Collection entries

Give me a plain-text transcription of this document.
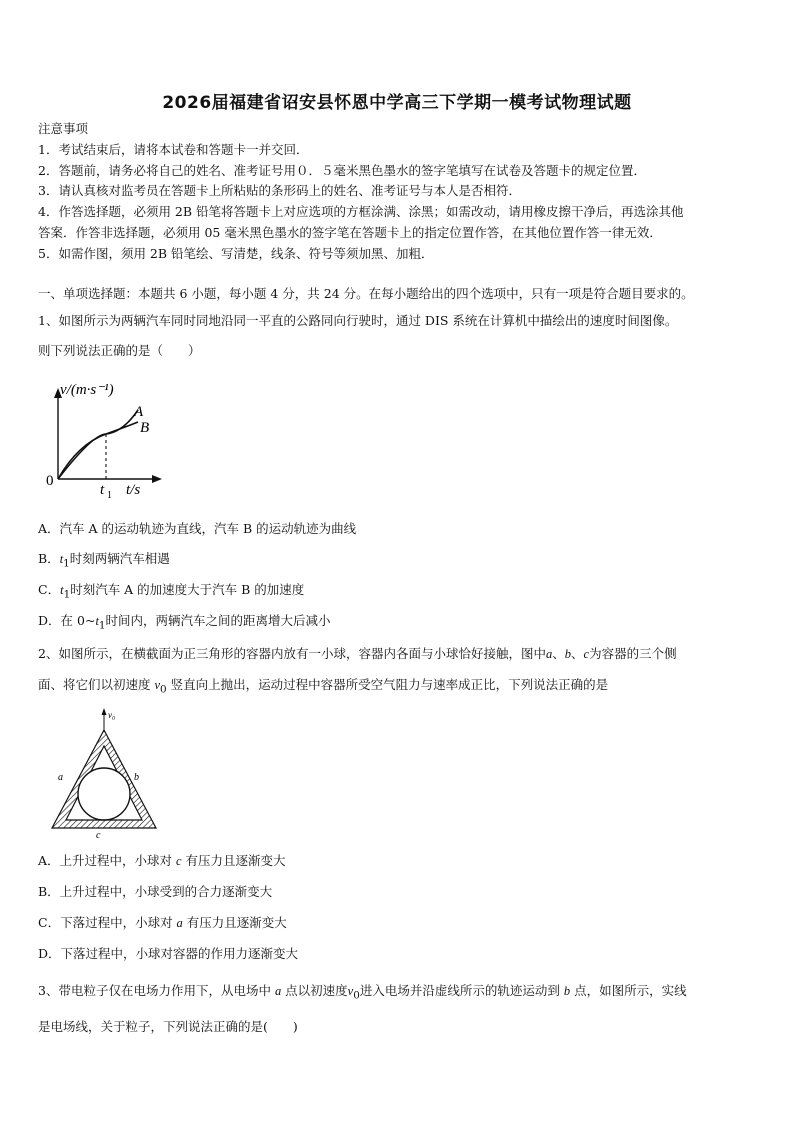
2026届福建省诏安县怀恩中学高三下学期一模考试物理试题
注意事项
1．考试结束后，请将本试卷和答题卡一并交回．
2．答题前，请务必将自己的姓名、准考证号用０．５毫米黑色墨水的签字笔填写在试卷及答题卡的规定位置．
3．请认真核对监考员在答题卡上所粘贴的条形码上的姓名、准考证号与本人是否相符．
4．作答选择题，必须用 2B 铅笔将答题卡上对应选项的方框涂满、涂黑；如需改动，请用橡皮擦干净后，再选涂其他
答案．作答非选择题，必须用 05 毫米黑色墨水的签字笔在答题卡上的指定位置作答，在其他位置作答一律无效．
5．如需作图，须用 2B 铅笔绘、写清楚，线条、符号等须加黑、加粗．
一、单项选择题：本题共 6 小题，每小题 4 分，共 24 分。在每小题给出的四个选项中，只有一项是符合题目要求的。
1、如图所示为两辆汽车同时同地沿同一平直的公路同向行驶时，通过 DIS 系统在计算机中描绘出的速度时间图像。
则下列说法正确的是（　　）
v/(m·s⁻¹)
0
t 1 t/s
A
B
A．汽车 A 的运动轨迹为直线，汽车 B 的运动轨迹为曲线
B．$t_1$时刻两辆汽车相遇
C．$t_1$时刻汽车 A 的加速度大于汽车 B 的加速度
D．在 $0\sim t_1$时间内，两辆汽车之间的距离增大后减小
2、如图所示，在横截面为正三角形的容器内放有一小球，容器内各面与小球恰好接触，图中a、b、c为容器的三个侧
面、将它们以初速度 $v_0$ 竖直向上抛出，运动过程中容器所受空气阻力与速率成正比，下列说法正确的是
v₀
a	b
c
A．上升过程中，小球对 c 有压力且逐渐变大
B．上升过程中，小球受到的合力逐渐变大
C．下落过程中，小球对 a 有压力且逐渐变大
D．下落过程中，小球对容器的作用力逐渐变大
3、带电粒子仅在电场力作用下，从电场中 a 点以初速度$v_0$进入电场并沿虚线所示的轨迹运动到 b 点，如图所示，实线
是电场线，关于粒子，下列说法正确的是(　　)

Aim: Give only the number of lines in the entries that contain "下落过程中".

Expected answer: 2